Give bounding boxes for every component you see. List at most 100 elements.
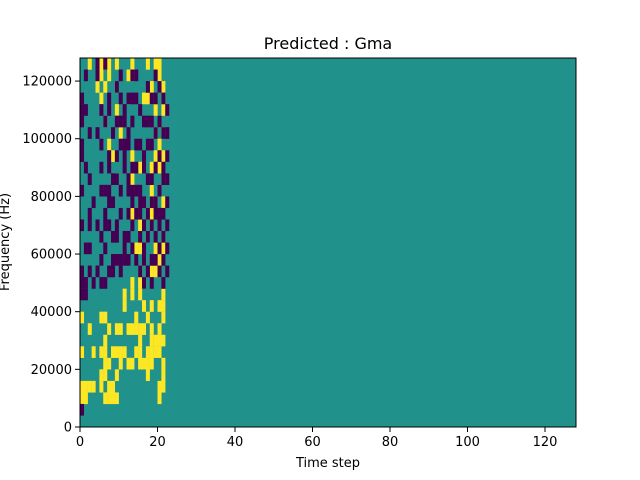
heatmap-cell-low [122, 138, 127, 151]
heatmap-cell-high [126, 323, 131, 335]
heatmap-cell-low [153, 254, 158, 266]
heatmap-cell-high [130, 357, 135, 370]
heatmap-cell-low [122, 161, 127, 174]
heatmap-cell-low [91, 277, 96, 289]
heatmap-cell-high [149, 184, 154, 197]
heatmap-cell-high [114, 323, 119, 335]
heatmap-cell-low [165, 173, 170, 185]
heatmap-cell-high [130, 277, 135, 289]
y-tick-label: 60000 [31, 248, 72, 263]
heatmap-cell-high [142, 300, 147, 312]
heatmap-cell-high [145, 311, 150, 324]
heatmap-cell-high [130, 288, 135, 301]
heatmap-cell-low [149, 115, 154, 128]
heatmap-cell-low [87, 127, 92, 139]
heatmap-cell-low [111, 265, 116, 278]
heatmap-cell-high [153, 265, 158, 278]
heatmap-cell-high [145, 92, 150, 105]
heatmap-cell-high [157, 323, 162, 335]
heatmap-cell-low [126, 173, 131, 185]
heatmap-cell-low [107, 196, 112, 209]
heatmap-cell-high [130, 173, 135, 185]
heatmap-cell-high [134, 323, 139, 335]
heatmap-cell-high [107, 138, 112, 151]
heatmap-cell-high [107, 392, 112, 405]
heatmap-cell-high [107, 357, 112, 370]
heatmap-cell-high [157, 300, 162, 312]
heatmap-cell-high [107, 69, 112, 82]
heatmap-cell-high [153, 150, 158, 162]
heatmap-cell-low [161, 127, 166, 139]
y-tick-label: 40000 [31, 305, 72, 320]
heatmap-cell-high [103, 346, 108, 358]
heatmap-cell-low [134, 138, 139, 151]
heatmap-cell-low [145, 173, 150, 185]
y-tick-label: 120000 [22, 75, 72, 90]
heatmap-cell-high [107, 323, 112, 335]
heatmap-cell-low [87, 219, 92, 232]
heatmap-cell-high [95, 81, 100, 93]
heatmap-cell-low [130, 92, 135, 105]
heatmap-cell-low [95, 69, 100, 82]
heatmap-cell-low [138, 207, 143, 220]
heatmap-cell-low [114, 115, 119, 128]
heatmap-cell-high [161, 196, 166, 209]
heatmap-cell-high [99, 69, 104, 82]
heatmap-cell-high [107, 380, 112, 393]
heatmap-cell-high [138, 346, 143, 358]
heatmap-cell-low [118, 92, 123, 105]
heatmap-cell-high [130, 323, 135, 335]
heatmap-cell-high [161, 369, 166, 382]
heatmap-cell-low [126, 230, 131, 243]
heatmap-cell-high [161, 150, 166, 162]
heatmap-cell-low [145, 265, 150, 278]
heatmap-cell-high [118, 346, 123, 358]
heatmap-cell-low [157, 219, 162, 232]
heatmap-cell-low [142, 161, 147, 174]
heatmap-cell-low [130, 242, 135, 255]
heatmap-cell-high [99, 311, 104, 324]
heatmap-cell-high [161, 357, 166, 370]
heatmap-cell-low [103, 184, 108, 197]
heatmap-cell-low [83, 242, 88, 255]
heatmap-cell-high [111, 150, 116, 162]
heatmap-cell-high [157, 380, 162, 393]
heatmap-cell-low [103, 115, 108, 128]
heatmap-cell-low [103, 277, 108, 289]
heatmap-cell-high [122, 288, 127, 301]
heatmap-cell-high [161, 300, 166, 312]
heatmap-cell-low [165, 127, 170, 139]
heatmap-cell-high [134, 346, 139, 358]
x-tick-label: 120 [533, 435, 558, 450]
heatmap-cell-high [83, 380, 88, 393]
heatmap-cell-low [87, 242, 92, 255]
heatmap-cell-low [130, 161, 135, 174]
heatmap-cell-high [91, 346, 96, 358]
heatmap-cell-low [80, 150, 85, 162]
heatmap-cell-high [80, 392, 85, 405]
heatmap-cell-high [130, 58, 135, 70]
heatmap-cell-high [157, 138, 162, 151]
heatmap-cell-high [145, 357, 150, 370]
heatmap-cell-high [149, 334, 154, 347]
heatmap-cell-high [80, 380, 85, 393]
heatmap-cell-high [153, 242, 158, 255]
heatmap-cell-low [107, 92, 112, 105]
heatmap-cell-low [145, 207, 150, 220]
heatmap-cell-high [91, 380, 96, 393]
heatmap-cell-low [99, 138, 104, 151]
heatmap-cell-low [107, 104, 112, 116]
heatmap-cell-high [138, 242, 143, 255]
heatmap-cell-high [149, 207, 154, 220]
heatmap-cell-low [142, 219, 147, 232]
heatmap-cell-high [138, 277, 143, 289]
heatmap-cell-high [103, 357, 108, 370]
heatmap-cell-high [157, 392, 162, 405]
heatmap-cell-low [80, 104, 85, 116]
heatmap-cell-low [153, 127, 158, 139]
heatmap-cell-high [122, 300, 127, 312]
chart-title: Predicted : Gma [264, 34, 392, 53]
heatmap-cell-low [149, 196, 154, 209]
heatmap-cell-low [142, 242, 147, 255]
heatmap-cell-high [138, 161, 143, 174]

* * * *

* **Written instruction**:
Can you copy out every line of the items above word for word, leaving out the pictures?

* **Result below**:
Give bounding boxes for every component you see. List at most 100 elements.
heatmap-cell-low [122, 138, 127, 151]
heatmap-cell-high [126, 323, 131, 335]
heatmap-cell-low [153, 254, 158, 266]
heatmap-cell-high [130, 357, 135, 370]
heatmap-cell-low [122, 161, 127, 174]
heatmap-cell-low [91, 277, 96, 289]
heatmap-cell-high [149, 184, 154, 197]
heatmap-cell-high [114, 323, 119, 335]
heatmap-cell-low [165, 173, 170, 185]
heatmap-cell-high [130, 277, 135, 289]
y-tick-label: 60000 [31, 248, 72, 263]
heatmap-cell-high [142, 300, 147, 312]
heatmap-cell-high [145, 311, 150, 324]
heatmap-cell-high [130, 288, 135, 301]
heatmap-cell-low [149, 115, 154, 128]
heatmap-cell-low [87, 127, 92, 139]
heatmap-cell-low [111, 265, 116, 278]
heatmap-cell-high [153, 265, 158, 278]
heatmap-cell-high [145, 92, 150, 105]
heatmap-cell-high [157, 323, 162, 335]
heatmap-cell-low [126, 173, 131, 185]
heatmap-cell-low [107, 196, 112, 209]
heatmap-cell-high [130, 173, 135, 185]
heatmap-cell-high [134, 323, 139, 335]
heatmap-cell-high [107, 138, 112, 151]
heatmap-cell-high [107, 392, 112, 405]
heatmap-cell-high [107, 357, 112, 370]
heatmap-cell-high [157, 300, 162, 312]
heatmap-cell-high [107, 69, 112, 82]
heatmap-cell-high [153, 150, 158, 162]
heatmap-cell-low [161, 127, 166, 139]
y-tick-label: 40000 [31, 305, 72, 320]
heatmap-cell-high [103, 346, 108, 358]
heatmap-cell-low [134, 138, 139, 151]
heatmap-cell-low [145, 173, 150, 185]
y-tick-label: 120000 [22, 75, 72, 90]
heatmap-cell-high [107, 323, 112, 335]
heatmap-cell-low [87, 219, 92, 232]
heatmap-cell-high [95, 81, 100, 93]
heatmap-cell-low [130, 92, 135, 105]
heatmap-cell-low [95, 69, 100, 82]
heatmap-cell-low [138, 207, 143, 220]
heatmap-cell-low [114, 115, 119, 128]
heatmap-cell-high [161, 196, 166, 209]
heatmap-cell-high [99, 69, 104, 82]
heatmap-cell-high [107, 380, 112, 393]
heatmap-cell-high [138, 346, 143, 358]
heatmap-cell-low [118, 92, 123, 105]
heatmap-cell-high [130, 323, 135, 335]
heatmap-cell-high [161, 369, 166, 382]
heatmap-cell-low [126, 230, 131, 243]
heatmap-cell-high [161, 150, 166, 162]
heatmap-cell-low [145, 265, 150, 278]
heatmap-cell-high [118, 346, 123, 358]
heatmap-cell-low [157, 219, 162, 232]
heatmap-cell-low [142, 161, 147, 174]
heatmap-cell-low [130, 242, 135, 255]
heatmap-cell-high [99, 311, 104, 324]
heatmap-cell-high [161, 357, 166, 370]
heatmap-cell-low [103, 184, 108, 197]
heatmap-cell-low [83, 242, 88, 255]
heatmap-cell-high [111, 150, 116, 162]
heatmap-cell-high [157, 380, 162, 393]
heatmap-cell-low [103, 115, 108, 128]
heatmap-cell-low [103, 277, 108, 289]
heatmap-cell-high [122, 288, 127, 301]
heatmap-cell-high [161, 300, 166, 312]
heatmap-cell-low [165, 127, 170, 139]
heatmap-cell-high [134, 346, 139, 358]
x-tick-label: 120 [533, 435, 558, 450]
heatmap-cell-high [83, 380, 88, 393]
heatmap-cell-low [87, 242, 92, 255]
heatmap-cell-low [130, 161, 135, 174]
heatmap-cell-high [91, 346, 96, 358]
heatmap-cell-low [80, 150, 85, 162]
heatmap-cell-high [80, 392, 85, 405]
heatmap-cell-high [130, 58, 135, 70]
heatmap-cell-high [157, 138, 162, 151]
heatmap-cell-high [145, 357, 150, 370]
heatmap-cell-high [149, 334, 154, 347]
heatmap-cell-high [80, 380, 85, 393]
heatmap-cell-high [153, 242, 158, 255]
heatmap-cell-low [107, 92, 112, 105]
heatmap-cell-low [145, 207, 150, 220]
heatmap-cell-high [91, 380, 96, 393]
heatmap-cell-low [99, 138, 104, 151]
heatmap-cell-low [107, 104, 112, 116]
heatmap-cell-high [138, 242, 143, 255]
heatmap-cell-high [149, 207, 154, 220]
heatmap-cell-low [142, 219, 147, 232]
heatmap-cell-high [138, 277, 143, 289]
heatmap-cell-high [103, 357, 108, 370]
heatmap-cell-high [157, 392, 162, 405]
heatmap-cell-low [80, 104, 85, 116]
heatmap-cell-low [153, 127, 158, 139]
heatmap-cell-high [122, 300, 127, 312]
chart-title: Predicted : Gma [264, 34, 392, 53]
heatmap-cell-low [149, 196, 154, 209]
heatmap-cell-low [142, 242, 147, 255]
heatmap-cell-high [138, 161, 143, 174]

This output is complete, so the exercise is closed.